TASK MATERIAL -
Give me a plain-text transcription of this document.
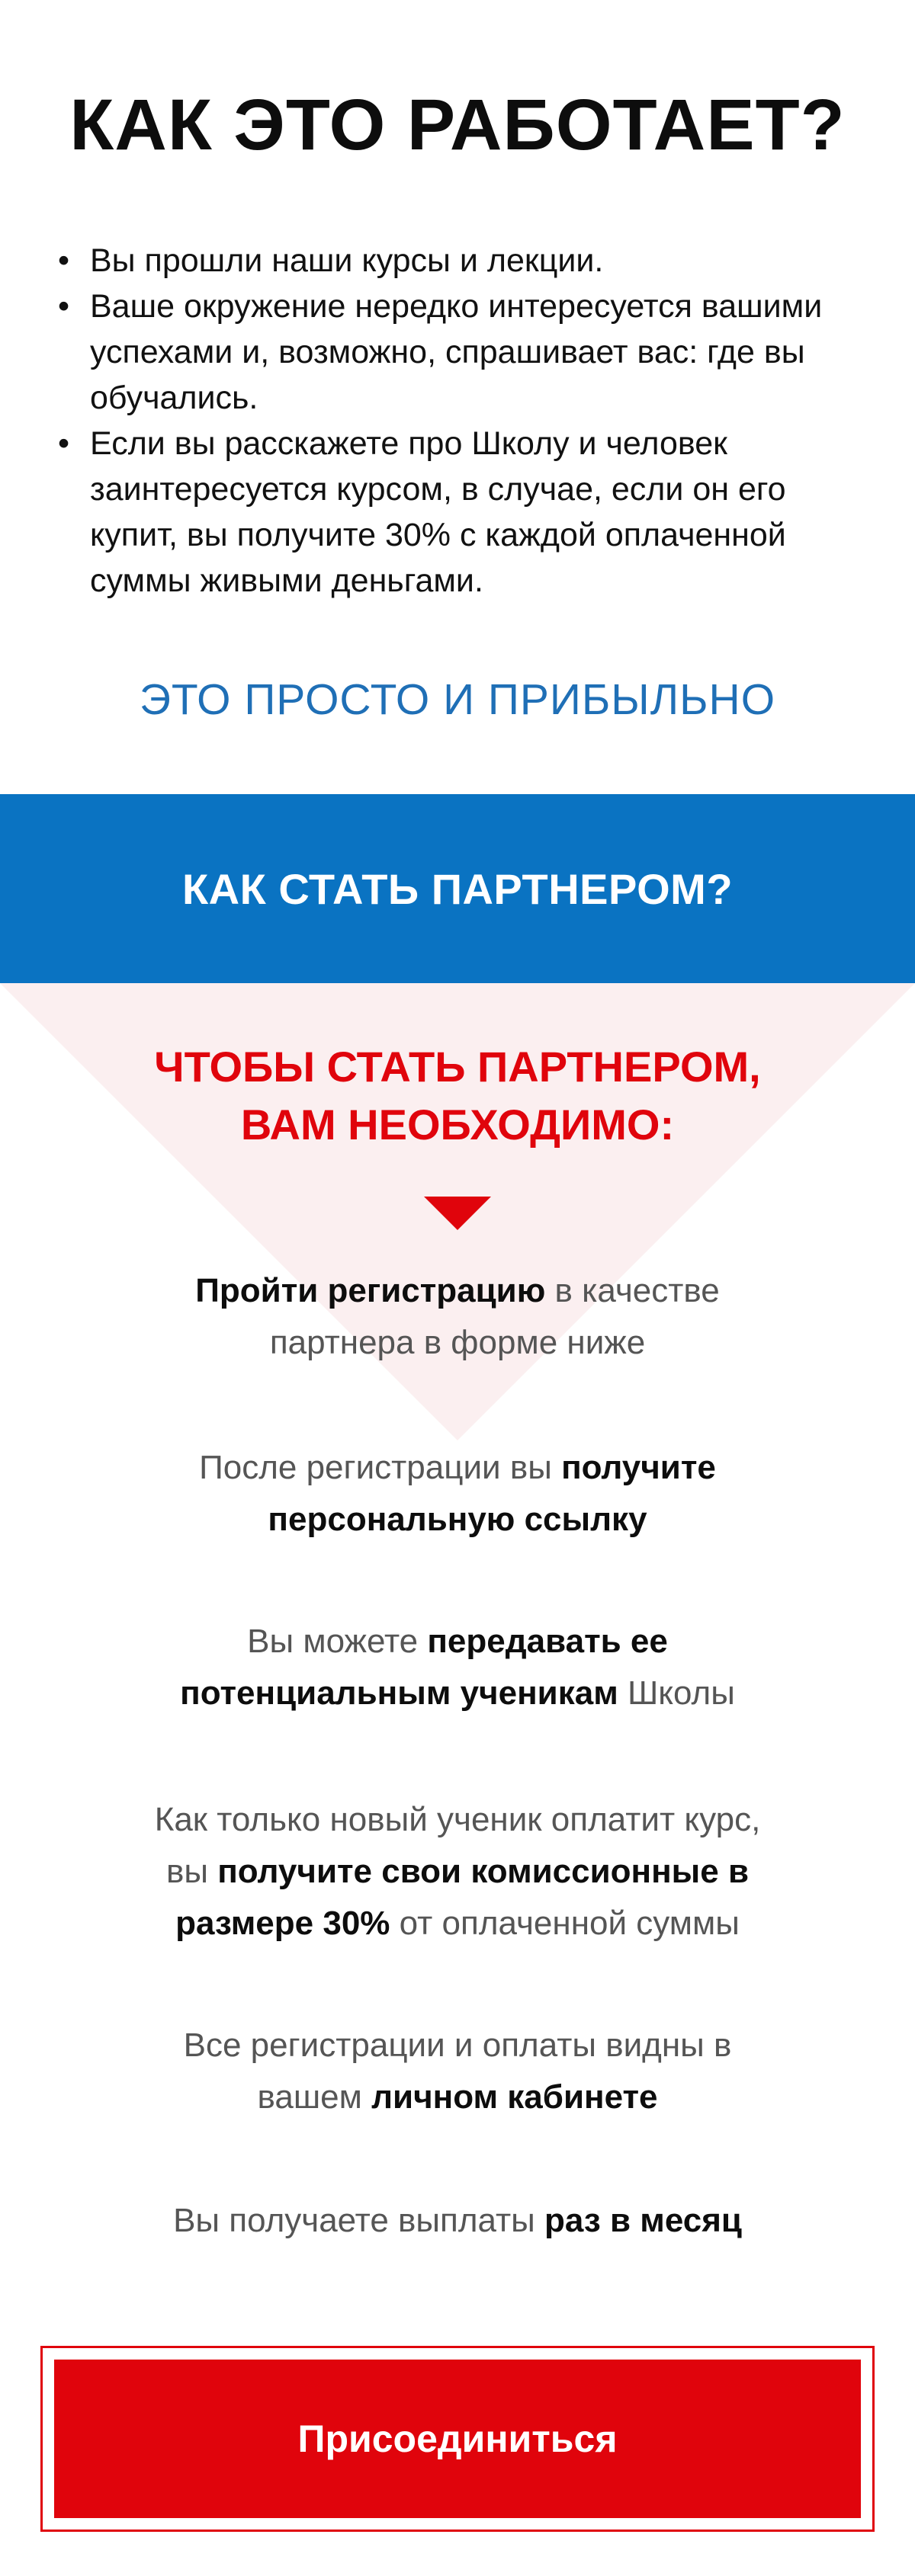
КАК ЭТО РАБОТАЕТ?
• Вы прошли наши курсы и лекции.
• Ваше окружение нередко интересуется вашими успехами и, возможно, спрашивает вас: где вы обучались.
• Если вы расскажете про Школу и человек заинтересуется курсом, в случае, если он его купит, вы получите 30% с каждой оплаченной суммы живыми деньгами.
ЭТО ПРОСТО И ПРИБЫЛЬНО
КАК СТАТЬ ПАРТНЕРОМ?
ЧТОБЫ СТАТЬ ПАРТНЕРОМ,
ВАМ НЕОБХОДИМО:
Пройти регистрацию в качестве
партнера в форме ниже
После регистрации вы получите
персональную ссылку
Вы можете передавать ее
потенциальным ученикам Школы
Как только новый ученик оплатит курс,
вы получите свои комиссионные в
размере 30% от оплаченной суммы
Все регистрации и оплаты видны в
вашем личном кабинете
Вы получаете выплаты раз в месяц
Присоединиться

WHAT IS EXPECTED - Reproduce each line exactly as it appears, omitting the pictures.

THE REPLY -
Give me a plain-text transcription of this document.
КАК ЭТО РАБОТАЕТ?
• Вы прошли наши курсы и лекции.
• Ваше окружение нередко интересуется вашими успехами и, возможно, спрашивает вас: где вы обучались.
• Если вы расскажете про Школу и человек заинтересуется курсом, в случае, если он его купит, вы получите 30% с каждой оплаченной суммы живыми деньгами.
ЭТО ПРОСТО И ПРИБЫЛЬНО
КАК СТАТЬ ПАРТНЕРОМ?
ЧТОБЫ СТАТЬ ПАРТНЕРОМ,
ВАМ НЕОБХОДИМО:
Пройти регистрацию в качестве
партнера в форме ниже
После регистрации вы получите
персональную ссылку
Вы можете передавать ее
потенциальным ученикам Школы
Как только новый ученик оплатит курс,
вы получите свои комиссионные в
размере 30% от оплаченной суммы
Все регистрации и оплаты видны в
вашем личном кабинете
Вы получаете выплаты раз в месяц
Присоединиться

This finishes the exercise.